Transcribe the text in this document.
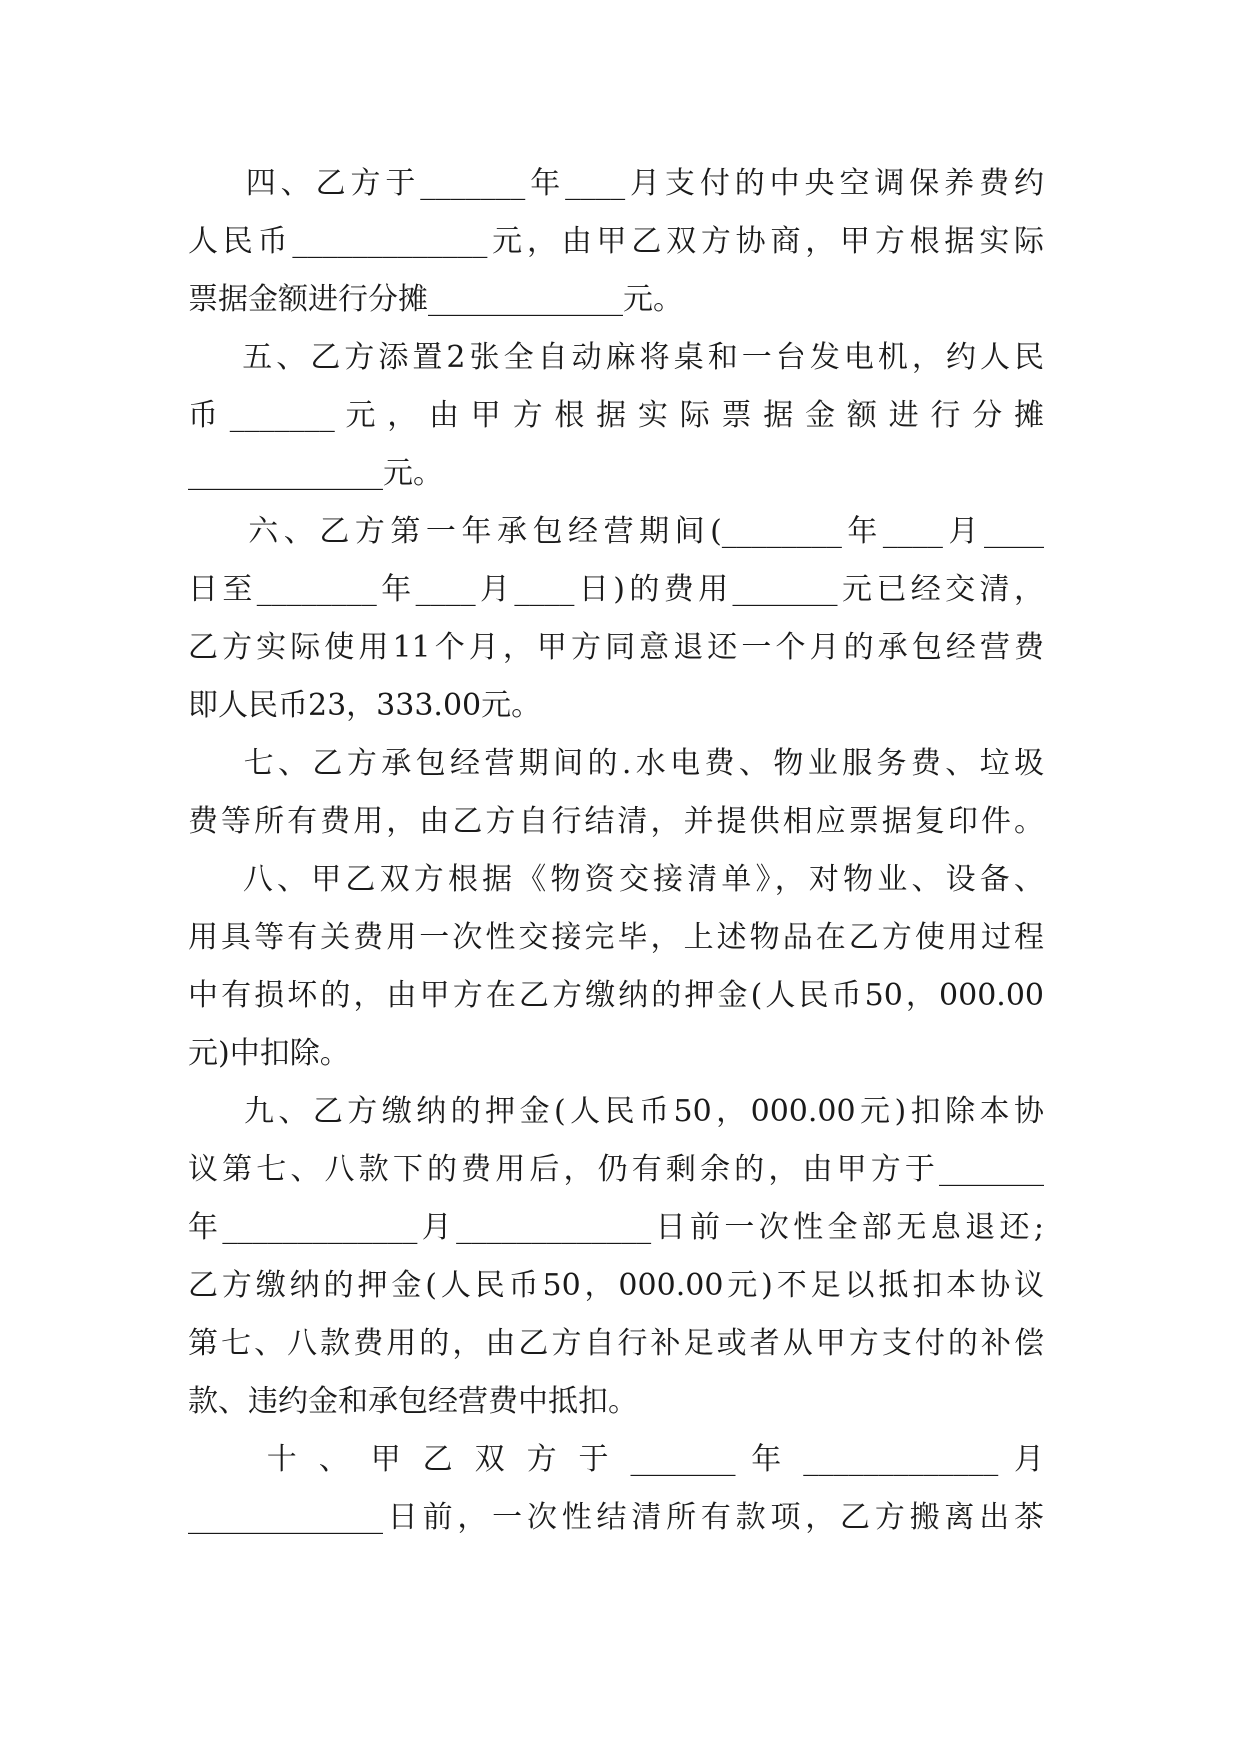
四、乙方于_______年____月支付的中央空调保养费约
人民币_____________元，由甲乙双方协商，甲方根据实际
票据金额进行分摊_____________元。
五、乙方添置2张全自动麻将桌和一台发电机，约人民
币 _______ 元 ， 由 甲 方 根 据 实 际 票 据 金 额 进 行 分 摊
_____________元。
六、乙方第一年承包经营期间(________年____月____
日至________年____月____日)的费用_______元已经交清，
乙方实际使用11个月，甲方同意退还一个月的承包经营费
即人民币23，333.00元。
七、乙方承包经营期间的.水电费、物业服务费、垃圾
费等所有费用，由乙方自行结清，并提供相应票据复印件。
八、甲乙双方根据《物资交接清单》，对物业、设备、
用具等有关费用一次性交接完毕，上述物品在乙方使用过程
中有损坏的，由甲方在乙方缴纳的押金(人民币50，000.00
元)中扣除。
九、乙方缴纳的押金(人民币50，000.00元)扣除本协
议第七、八款下的费用后，仍有剩余的，由甲方于_______
年_____________月_____________日前一次性全部无息退还;
乙方缴纳的押金(人民币50，000.00元)不足以抵扣本协议
第七、八款费用的，由乙方自行补足或者从甲方支付的补偿
款、违约金和承包经营费中抵扣。
十 、 甲 乙 双 方 于 _______ 年 _____________ 月
_____________日前，一次性结清所有款项，乙方搬离出茶
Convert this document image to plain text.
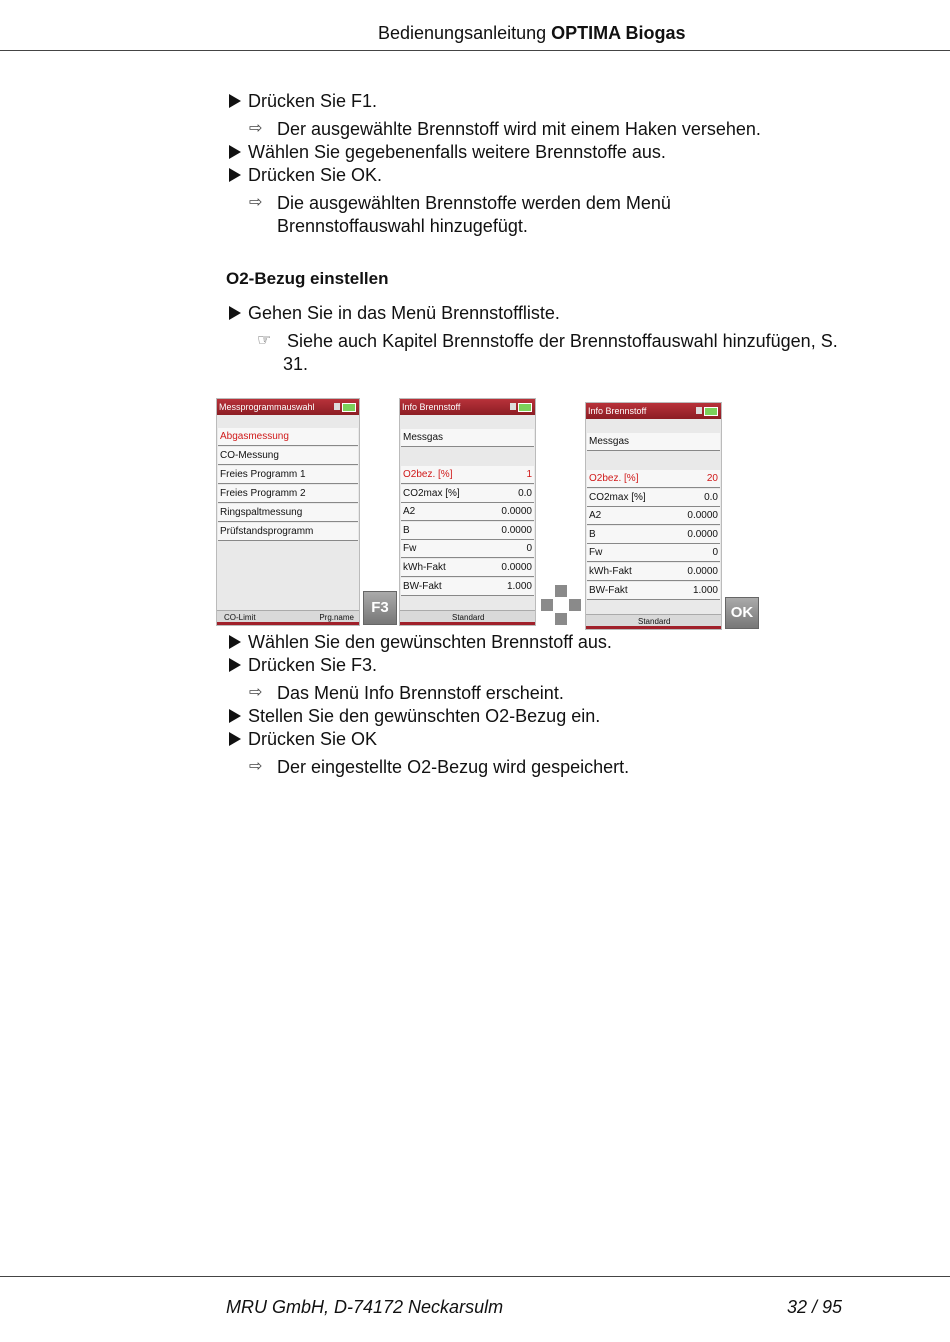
Bedienungsanleitung OPTIMA Biogas
Drücken Sie F1.
⇨ Der ausgewählte Brennstoff wird mit einem Haken versehen.
Wählen Sie gegebenenfalls weitere Brennstoffe aus.
Drücken Sie OK.
⇨ Die ausgewählten Brennstoffe werden dem Menü
Brennstoffauswahl hinzugefügt.
O2-Bezug einstellen
Gehen Sie in das Menü Brennstoffliste.
☞ Siehe auch Kapitel Brennstoffe der Brennstoffauswahl hinzufügen, S.
31.
Messprogrammauswahl
Abgasmessung
CO-Messung
Freies Programm 1
Freies Programm 2
Ringspaltmessung
Prüfstandsprogramm
CO-Limit	Prg.name
F3
Info Brennstoff
Messgas
O2bez. [%]	1
CO2max [%]	0.0
A2	0.0000
B	0.0000
Fw	0
kWh-Fakt	0.0000
BW-Fakt	1.000
Standard
Info Brennstoff
Messgas
O2bez. [%]	20
CO2max [%]	0.0
A2	0.0000
B	0.0000
Fw	0
kWh-Fakt	0.0000
BW-Fakt	1.000
Standard
OK
Wählen Sie den gewünschten Brennstoff aus.
Drücken Sie F3.
⇨ Das Menü Info Brennstoff erscheint.
Stellen Sie den gewünschten O2-Bezug ein.
Drücken Sie OK
⇨ Der eingestellte O2-Bezug wird gespeichert.
MRU GmbH, D-74172 Neckarsulm	32 / 95
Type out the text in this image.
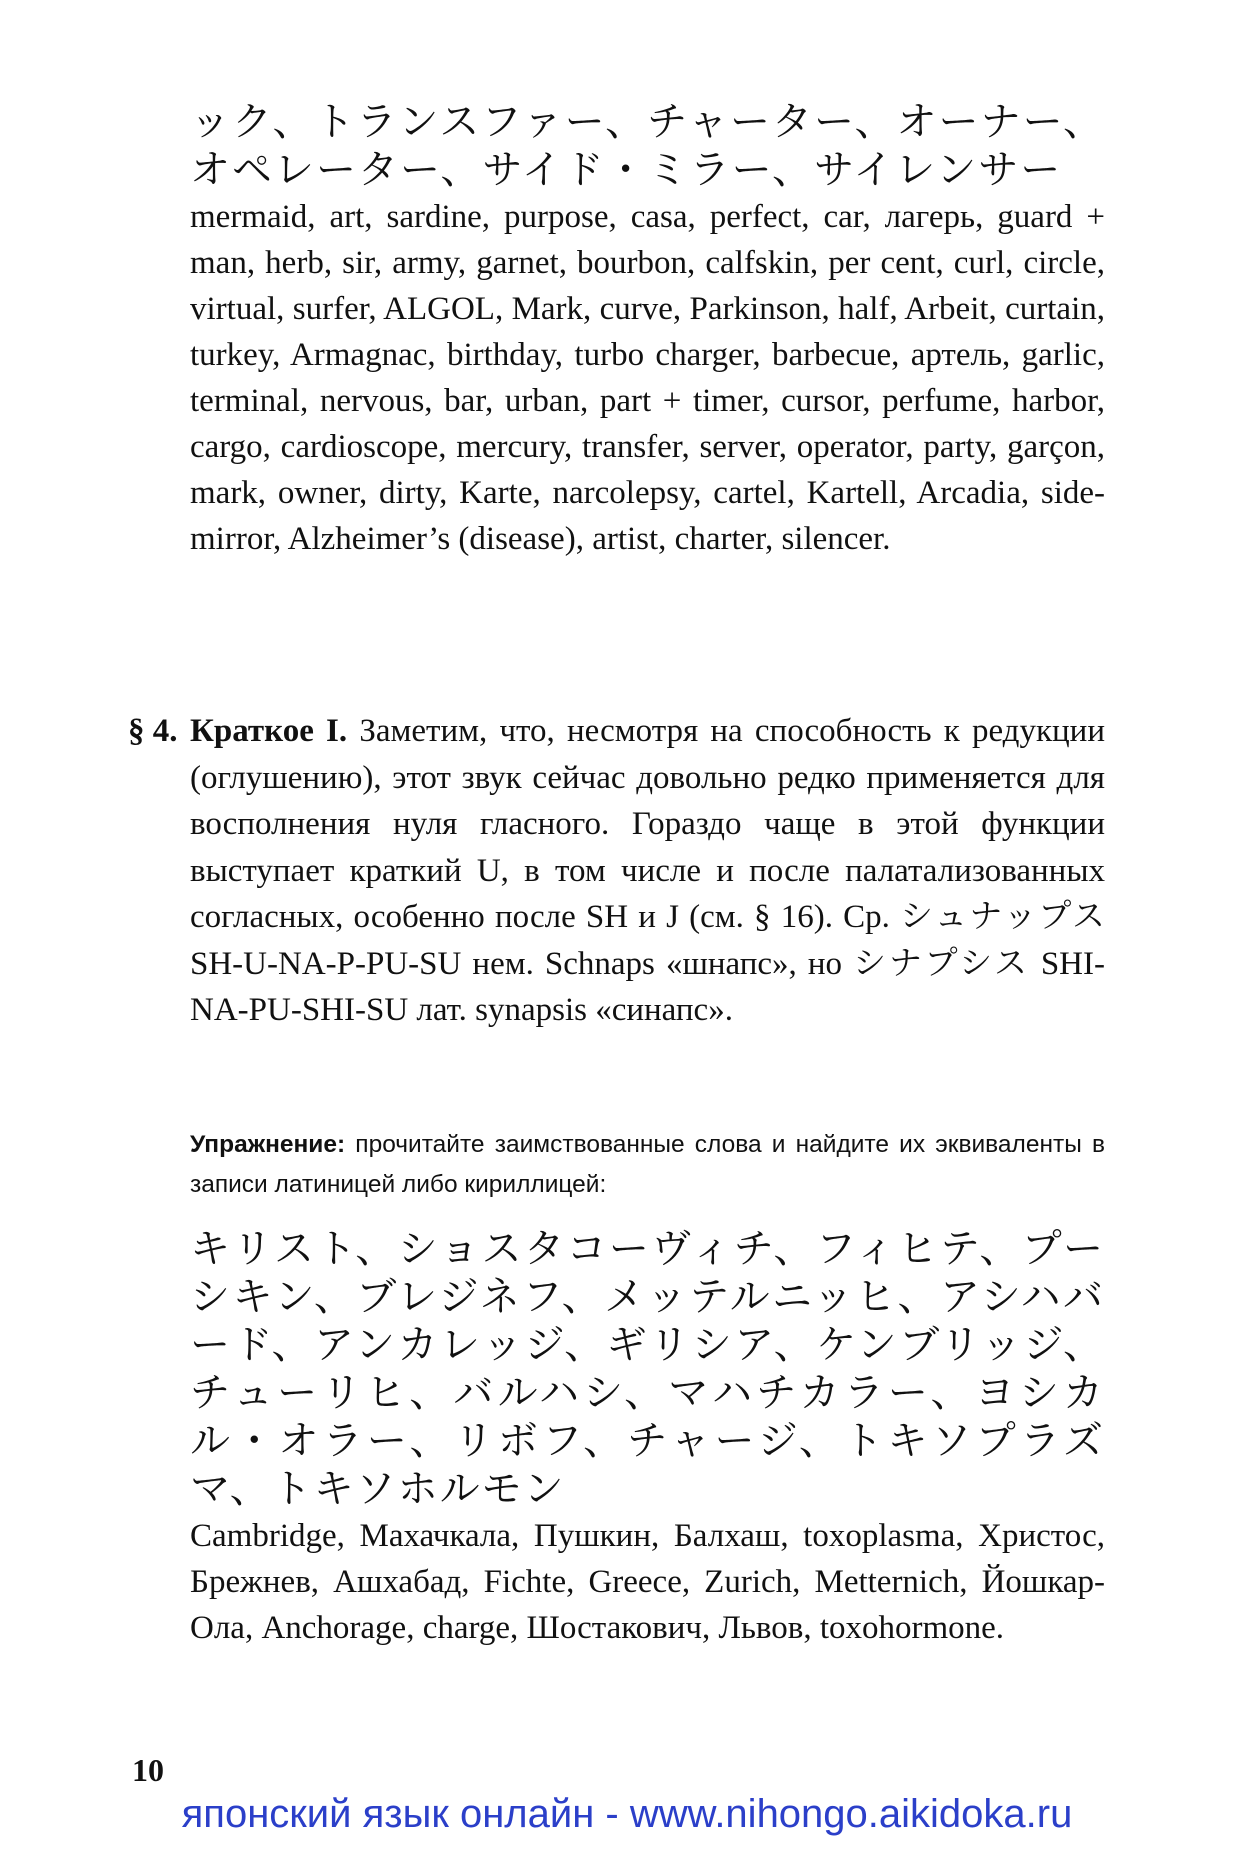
ック、トランスファー、チャーター、オーナー、オペレーター、サイド・ミラー、サイレンサー
mermaid, art, sardine, purpose, casa, perfect, car, лагерь, guard + man, herb, sir, army, garnet, bourbon, calfskin, per cent, curl, circle, virtual, surfer, ALGOL, Mark, curve, Parkinson, half, Arbeit, curtain, turkey, Armagnac, birthday, turbo charger, barbecue, артель, garlic, terminal, nervous, bar, urban, part + timer, cursor, perfume, harbor, cargo, cardioscope, mercury, transfer, server, operator, party, garçon, mark, owner, dirty, Karte, narcolepsy, cartel, Kartell, Arcadia, side-mirror, Alzheimer’s (disease), artist, charter, silencer.
§ 4. Краткое I. Заметим, что, несмотря на способность к редукции (оглушению), этот звук сейчас довольно редко применяется для восполнения нуля гласного. Гораздо чаще в этой функции выступает краткий U, в том числе и после палатализованных согласных, особенно после SH и J (см. § 16). Ср. シュナップス SH-U-NA-P-PU-SU нем. Schnaps «шнапс», но シナプシス SHI-NA-PU-SHI-SU лат. synapsis «синапс».
Упражнение: прочитайте заимствованные слова и найдите их эквиваленты в записи латиницей либо кириллицей:
キリスト、ショスタコーヴィチ、フィヒテ、プーシキン、ブレジネフ、メッテルニッヒ、アシハバード、アンカレッジ、ギリシア、ケンブリッジ、チューリヒ、バルハシ、マハチカラー、ヨシカル・オラー、リボフ、チャージ、トキソプラズマ、トキソホルモン
Cambridge, Махачкала, Пушкин, Балхаш, toxoplasma, Христос, Брежнев, Ашхабад, Fichte, Greece, Zurich, Metternich, Йошкар-Ола, Anchorage, charge, Шостакович, Львов, toxohormone.
10
японский язык онлайн - www.nihongo.aikidoka.ru
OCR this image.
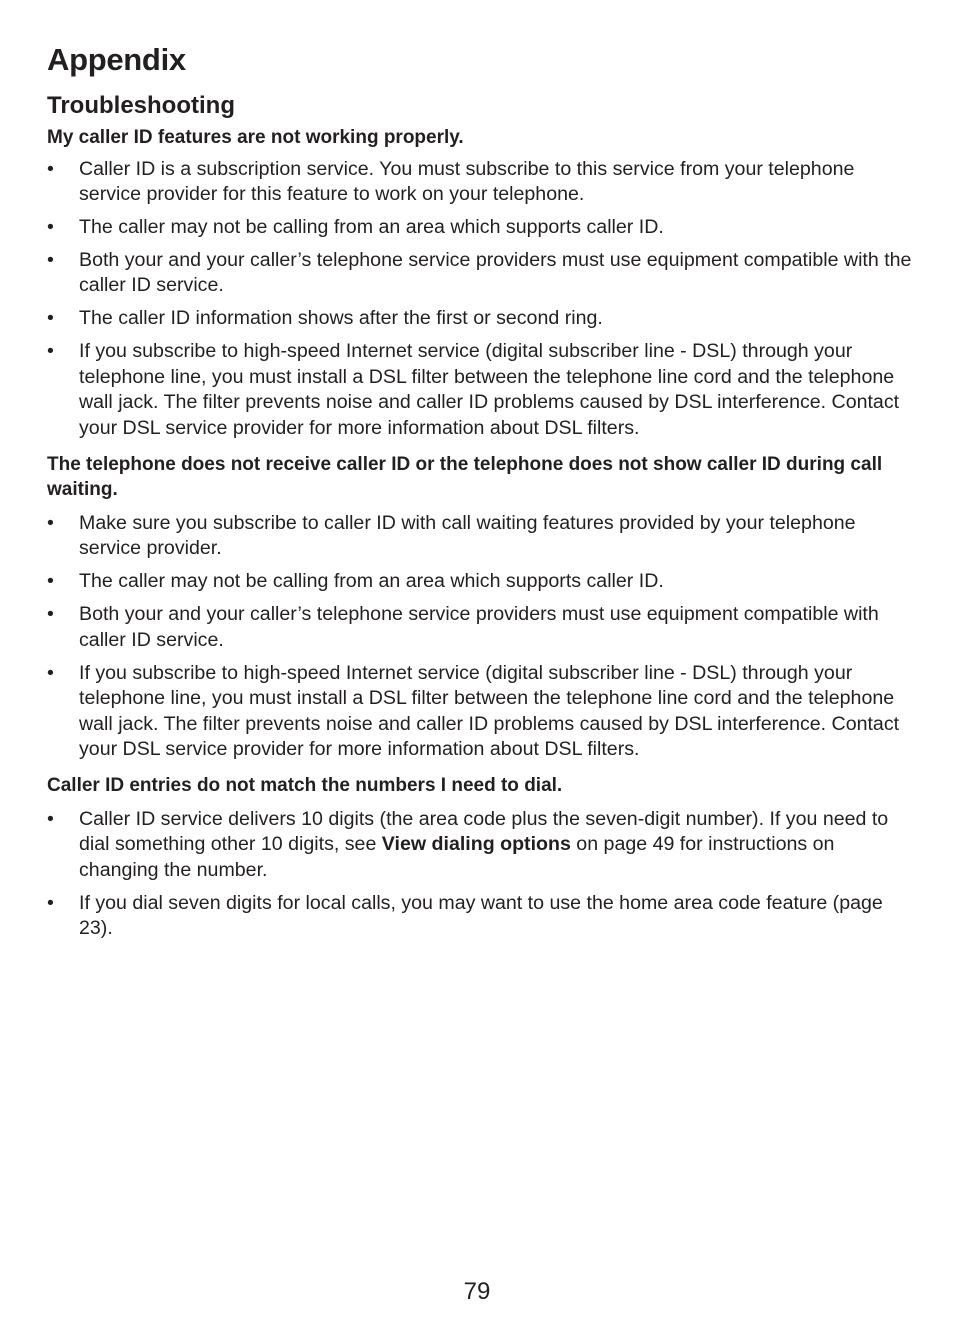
Appendix
Troubleshooting

My caller ID features are not working properly.

• Caller ID is a subscription service. You must subscribe to this service from your telephone service provider for this feature to work on your telephone.
• The caller may not be calling from an area which supports caller ID.
• Both your and your caller’s telephone service providers must use equipment compatible with the caller ID service.
• The caller ID information shows after the first or second ring.
• If you subscribe to high-speed Internet service (digital subscriber line - DSL) through your telephone line, you must install a DSL filter between the telephone line cord and the telephone wall jack. The filter prevents noise and caller ID problems caused by DSL interference. Contact your DSL service provider for more information about DSL filters.

The telephone does not receive caller ID or the telephone does not show caller ID during call waiting.

• Make sure you subscribe to caller ID with call waiting features provided by your telephone service provider.
• The caller may not be calling from an area which supports caller ID.
• Both your and your caller’s telephone service providers must use equipment compatible with caller ID service.
• If you subscribe to high-speed Internet service (digital subscriber line - DSL) through your telephone line, you must install a DSL filter between the telephone line cord and the telephone wall jack. The filter prevents noise and caller ID problems caused by DSL interference. Contact your DSL service provider for more information about DSL filters.

Caller ID entries do not match the numbers I need to dial.

• Caller ID service delivers 10 digits (the area code plus the seven-digit number). If you need to dial something other 10 digits, see View dialing options on page 49 for instructions on changing the number.
• If you dial seven digits for local calls, you may want to use the home area code feature (page 23).
79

_ _ _ _ _

▶ _EXERCISE TASK_:
In the records above, locate the lines holding the word "features". Copy each of them.

▶ _RESPONSE BELOW_:
My caller ID features are not working properly.
• Make sure you subscribe to caller ID with call waiting features provided by your telephone service provider.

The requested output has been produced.